RECORDS SHOWN:
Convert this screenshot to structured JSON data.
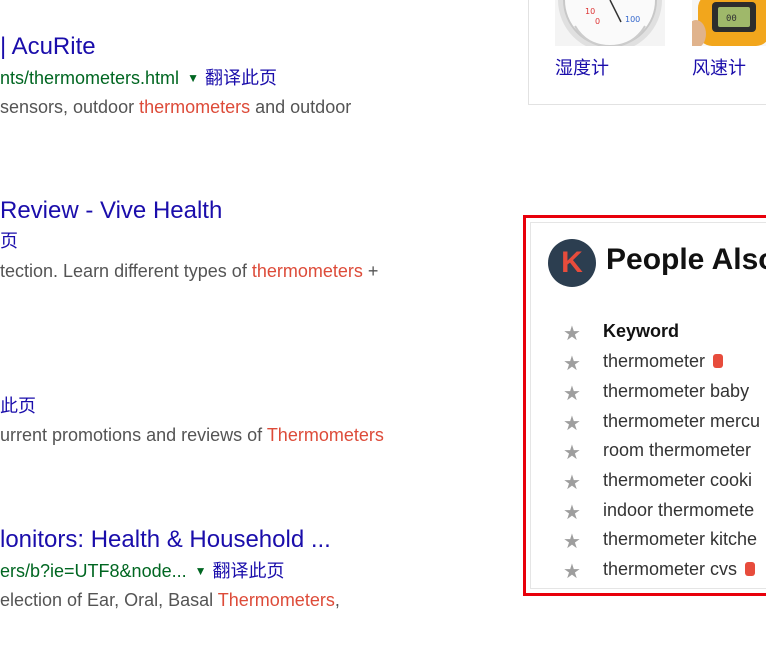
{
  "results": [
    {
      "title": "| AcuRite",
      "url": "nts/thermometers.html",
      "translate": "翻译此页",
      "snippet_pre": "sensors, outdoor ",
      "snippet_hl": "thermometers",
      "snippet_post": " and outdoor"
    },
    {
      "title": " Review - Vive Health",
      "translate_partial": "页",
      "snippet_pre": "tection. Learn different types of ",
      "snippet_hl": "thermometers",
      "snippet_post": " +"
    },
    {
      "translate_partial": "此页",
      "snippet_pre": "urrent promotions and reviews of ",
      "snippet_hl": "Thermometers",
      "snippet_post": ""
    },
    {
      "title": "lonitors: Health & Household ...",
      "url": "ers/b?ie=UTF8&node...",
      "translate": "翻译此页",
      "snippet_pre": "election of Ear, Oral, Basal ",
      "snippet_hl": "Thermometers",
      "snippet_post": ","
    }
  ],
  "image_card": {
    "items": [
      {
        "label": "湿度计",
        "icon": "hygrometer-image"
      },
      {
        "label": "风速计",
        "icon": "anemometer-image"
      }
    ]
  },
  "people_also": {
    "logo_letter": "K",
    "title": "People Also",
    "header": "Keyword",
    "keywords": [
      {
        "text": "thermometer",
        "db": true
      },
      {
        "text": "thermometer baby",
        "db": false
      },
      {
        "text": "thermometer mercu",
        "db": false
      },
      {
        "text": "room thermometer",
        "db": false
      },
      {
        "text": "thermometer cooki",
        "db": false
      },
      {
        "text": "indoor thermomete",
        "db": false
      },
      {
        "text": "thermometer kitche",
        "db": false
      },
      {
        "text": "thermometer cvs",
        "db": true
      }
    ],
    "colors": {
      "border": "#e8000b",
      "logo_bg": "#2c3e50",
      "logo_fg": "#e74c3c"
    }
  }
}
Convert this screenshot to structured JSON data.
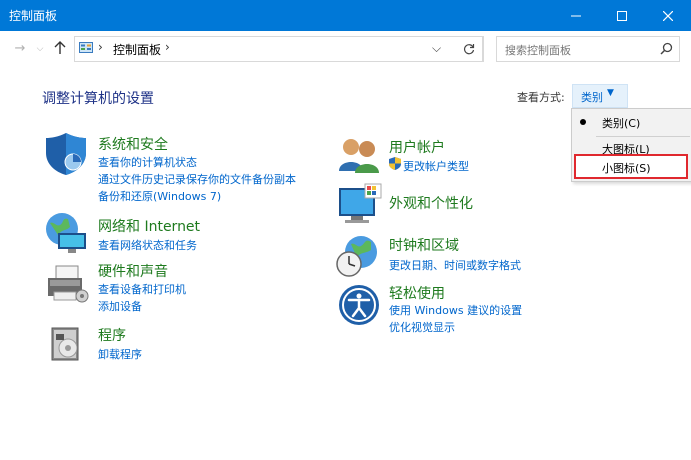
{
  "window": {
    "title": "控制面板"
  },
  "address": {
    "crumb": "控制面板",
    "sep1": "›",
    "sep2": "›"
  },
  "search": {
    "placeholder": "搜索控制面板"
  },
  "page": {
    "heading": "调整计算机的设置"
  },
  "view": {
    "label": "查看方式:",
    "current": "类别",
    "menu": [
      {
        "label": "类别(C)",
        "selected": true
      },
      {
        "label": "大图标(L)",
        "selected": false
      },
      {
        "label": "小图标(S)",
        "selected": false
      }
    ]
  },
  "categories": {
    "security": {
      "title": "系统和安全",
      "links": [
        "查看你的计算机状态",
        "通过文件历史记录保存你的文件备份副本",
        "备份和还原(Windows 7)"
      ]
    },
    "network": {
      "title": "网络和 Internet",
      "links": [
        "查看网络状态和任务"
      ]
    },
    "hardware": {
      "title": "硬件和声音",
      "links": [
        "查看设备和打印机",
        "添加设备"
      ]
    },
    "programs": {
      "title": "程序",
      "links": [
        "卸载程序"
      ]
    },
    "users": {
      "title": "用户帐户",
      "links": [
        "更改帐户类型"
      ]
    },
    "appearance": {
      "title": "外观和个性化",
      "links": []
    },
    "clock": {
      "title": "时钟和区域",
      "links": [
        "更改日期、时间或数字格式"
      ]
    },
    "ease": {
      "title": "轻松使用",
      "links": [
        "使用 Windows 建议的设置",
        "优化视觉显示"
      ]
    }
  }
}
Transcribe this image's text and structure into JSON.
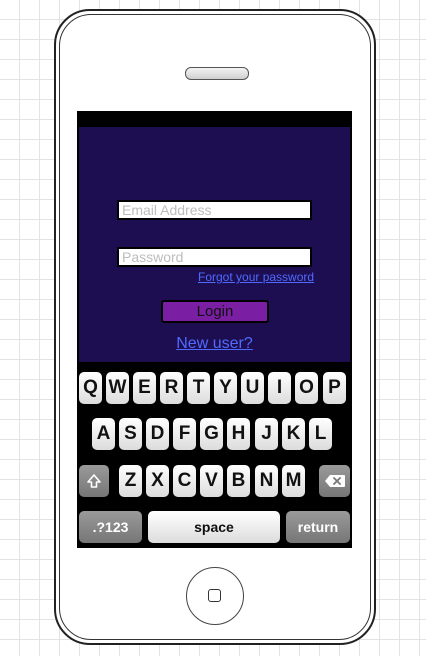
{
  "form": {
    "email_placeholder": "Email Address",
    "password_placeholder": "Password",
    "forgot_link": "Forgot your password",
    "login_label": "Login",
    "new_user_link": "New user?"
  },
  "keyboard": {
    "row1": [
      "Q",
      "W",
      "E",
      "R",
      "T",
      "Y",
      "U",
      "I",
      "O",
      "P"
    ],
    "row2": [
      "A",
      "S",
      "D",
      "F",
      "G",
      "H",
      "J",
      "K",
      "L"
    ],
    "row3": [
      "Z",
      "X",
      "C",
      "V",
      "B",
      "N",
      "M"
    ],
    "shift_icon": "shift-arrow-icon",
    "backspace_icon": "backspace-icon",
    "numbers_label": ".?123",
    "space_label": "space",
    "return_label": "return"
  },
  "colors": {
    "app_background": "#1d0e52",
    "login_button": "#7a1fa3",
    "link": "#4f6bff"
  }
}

STATED EXERCISE: Reproduce the entries exactly. Do not carry over any picture.

WORKED SOLUTION:
Convert this screenshot to structured JSON data.
{
  "results": [
    {
      "title": "| AcuRite",
      "url": "nts/thermometers.html",
      "translate": "翻译此页",
      "snippet_pre": "sensors, outdoor ",
      "snippet_hl": "thermometers",
      "snippet_post": " and outdoor"
    },
    {
      "title": " Review - Vive Health",
      "translate_partial": "页",
      "snippet_pre": "tection. Learn different types of ",
      "snippet_hl": "thermometers",
      "snippet_post": " +"
    },
    {
      "translate_partial": "此页",
      "snippet_pre": "urrent promotions and reviews of ",
      "snippet_hl": "Thermometers",
      "snippet_post": ""
    },
    {
      "title": "lonitors: Health & Household ...",
      "url": "ers/b?ie=UTF8&node...",
      "translate": "翻译此页",
      "snippet_pre": "election of Ear, Oral, Basal ",
      "snippet_hl": "Thermometers",
      "snippet_post": ","
    }
  ],
  "image_card": {
    "items": [
      {
        "label": "湿度计",
        "icon": "hygrometer-image"
      },
      {
        "label": "风速计",
        "icon": "anemometer-image"
      }
    ]
  },
  "people_also": {
    "logo_letter": "K",
    "title": "People Also",
    "header": "Keyword",
    "keywords": [
      {
        "text": "thermometer",
        "db": true
      },
      {
        "text": "thermometer baby",
        "db": false
      },
      {
        "text": "thermometer mercu",
        "db": false
      },
      {
        "text": "room thermometer",
        "db": false
      },
      {
        "text": "thermometer cooki",
        "db": false
      },
      {
        "text": "indoor thermomete",
        "db": false
      },
      {
        "text": "thermometer kitche",
        "db": false
      },
      {
        "text": "thermometer cvs",
        "db": true
      }
    ],
    "colors": {
      "border": "#e8000b",
      "logo_bg": "#2c3e50",
      "logo_fg": "#e74c3c"
    }
  }
}
Convert this screenshot to structured JSON data.
{
  "window": {
    "title": "控制面板"
  },
  "address": {
    "crumb": "控制面板",
    "sep1": "›",
    "sep2": "›"
  },
  "search": {
    "placeholder": "搜索控制面板"
  },
  "page": {
    "heading": "调整计算机的设置"
  },
  "view": {
    "label": "查看方式:",
    "current": "类别",
    "menu": [
      {
        "label": "类别(C)",
        "selected": true
      },
      {
        "label": "大图标(L)",
        "selected": false
      },
      {
        "label": "小图标(S)",
        "selected": false
      }
    ]
  },
  "categories": {
    "security": {
      "title": "系统和安全",
      "links": [
        "查看你的计算机状态",
        "通过文件历史记录保存你的文件备份副本",
        "备份和还原(Windows 7)"
      ]
    },
    "network": {
      "title": "网络和 Internet",
      "links": [
        "查看网络状态和任务"
      ]
    },
    "hardware": {
      "title": "硬件和声音",
      "links": [
        "查看设备和打印机",
        "添加设备"
      ]
    },
    "programs": {
      "title": "程序",
      "links": [
        "卸载程序"
      ]
    },
    "users": {
      "title": "用户帐户",
      "links": [
        "更改帐户类型"
      ]
    },
    "appearance": {
      "title": "外观和个性化",
      "links": []
    },
    "clock": {
      "title": "时钟和区域",
      "links": [
        "更改日期、时间或数字格式"
      ]
    },
    "ease": {
      "title": "轻松使用",
      "links": [
        "使用 Windows 建议的设置",
        "优化视觉显示"
      ]
    }
  }
}
Transcribe this image's text and structure into JSON.
{
  "form": {
    "email_placeholder": "Email Address",
    "password_placeholder": "Password",
    "forgot_link": "Forgot your password",
    "login_label": "Login",
    "new_user_link": "New user?"
  },
  "keyboard": {
    "row1": [
      "Q",
      "W",
      "E",
      "R",
      "T",
      "Y",
      "U",
      "I",
      "O",
      "P"
    ],
    "row2": [
      "A",
      "S",
      "D",
      "F",
      "G",
      "H",
      "J",
      "K",
      "L"
    ],
    "row3": [
      "Z",
      "X",
      "C",
      "V",
      "B",
      "N",
      "M"
    ],
    "shift_icon": "shift-arrow-icon",
    "backspace_icon": "backspace-icon",
    "numbers_label": ".?123",
    "space_label": "space",
    "return_label": "return"
  },
  "colors": {
    "app_background": "#1d0e52",
    "login_button": "#7a1fa3",
    "link": "#4f6bff"
  }
}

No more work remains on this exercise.